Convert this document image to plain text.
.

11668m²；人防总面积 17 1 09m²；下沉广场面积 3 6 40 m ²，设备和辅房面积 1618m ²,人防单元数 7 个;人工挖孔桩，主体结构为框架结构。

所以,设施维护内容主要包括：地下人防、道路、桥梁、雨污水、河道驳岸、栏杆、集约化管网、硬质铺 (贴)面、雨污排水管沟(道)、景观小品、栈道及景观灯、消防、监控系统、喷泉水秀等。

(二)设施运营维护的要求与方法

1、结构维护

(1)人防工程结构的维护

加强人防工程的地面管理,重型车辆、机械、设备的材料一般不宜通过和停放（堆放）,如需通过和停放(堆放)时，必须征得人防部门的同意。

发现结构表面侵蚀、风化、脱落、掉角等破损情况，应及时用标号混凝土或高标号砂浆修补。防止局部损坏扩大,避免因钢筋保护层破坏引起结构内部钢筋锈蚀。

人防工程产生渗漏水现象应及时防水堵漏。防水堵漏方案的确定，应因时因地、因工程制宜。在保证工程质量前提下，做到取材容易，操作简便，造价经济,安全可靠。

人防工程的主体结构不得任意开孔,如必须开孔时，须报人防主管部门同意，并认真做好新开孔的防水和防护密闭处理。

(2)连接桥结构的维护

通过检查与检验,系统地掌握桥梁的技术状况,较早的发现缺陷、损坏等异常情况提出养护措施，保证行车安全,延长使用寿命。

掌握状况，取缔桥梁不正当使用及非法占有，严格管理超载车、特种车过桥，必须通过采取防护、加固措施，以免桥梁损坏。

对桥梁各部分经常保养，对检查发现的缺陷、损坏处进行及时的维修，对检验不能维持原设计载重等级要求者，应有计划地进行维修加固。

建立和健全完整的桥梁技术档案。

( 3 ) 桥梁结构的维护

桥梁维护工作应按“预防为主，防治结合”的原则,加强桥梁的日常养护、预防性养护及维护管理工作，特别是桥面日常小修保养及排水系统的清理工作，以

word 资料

Prompt: Retype each record exactly, leaving nothing out.

Reply to the task:
Convert this document image to plain text.
.

11668m²；人防总面积 17 1 09m²；下沉广场面积 3 6 40 m ²，设备和辅房面积 1618m ²,人防单元数 7 个;人工挖孔桩，主体结构为框架结构。

所以,设施维护内容主要包括：地下人防、道路、桥梁、雨污水、河道驳岸、栏杆、集约化管网、硬质铺 (贴)面、雨污排水管沟(道)、景观小品、栈道及景观灯、消防、监控系统、喷泉水秀等。

(二)设施运营维护的要求与方法

1、结构维护

(1)人防工程结构的维护

加强人防工程的地面管理,重型车辆、机械、设备的材料一般不宜通过和停放（堆放）,如需通过和停放(堆放)时，必须征得人防部门的同意。

发现结构表面侵蚀、风化、脱落、掉角等破损情况，应及时用标号混凝土或高标号砂浆修补。防止局部损坏扩大,避免因钢筋保护层破坏引起结构内部钢筋锈蚀。

人防工程产生渗漏水现象应及时防水堵漏。防水堵漏方案的确定，应因时因地、因工程制宜。在保证工程质量前提下，做到取材容易，操作简便，造价经济,安全可靠。

人防工程的主体结构不得任意开孔,如必须开孔时，须报人防主管部门同意，并认真做好新开孔的防水和防护密闭处理。

(2)连接桥结构的维护

通过检查与检验,系统地掌握桥梁的技术状况,较早的发现缺陷、损坏等异常情况提出养护措施，保证行车安全,延长使用寿命。

掌握状况，取缔桥梁不正当使用及非法占有，严格管理超载车、特种车过桥，必须通过采取防护、加固措施，以免桥梁损坏。

对桥梁各部分经常保养，对检查发现的缺陷、损坏处进行及时的维修，对检验不能维持原设计载重等级要求者，应有计划地进行维修加固。

建立和健全完整的桥梁技术档案。

( 3 ) 桥梁结构的维护

桥梁维护工作应按“预防为主，防治结合”的原则,加强桥梁的日常养护、预防性养护及维护管理工作，特别是桥面日常小修保养及排水系统的清理工作，以

word 资料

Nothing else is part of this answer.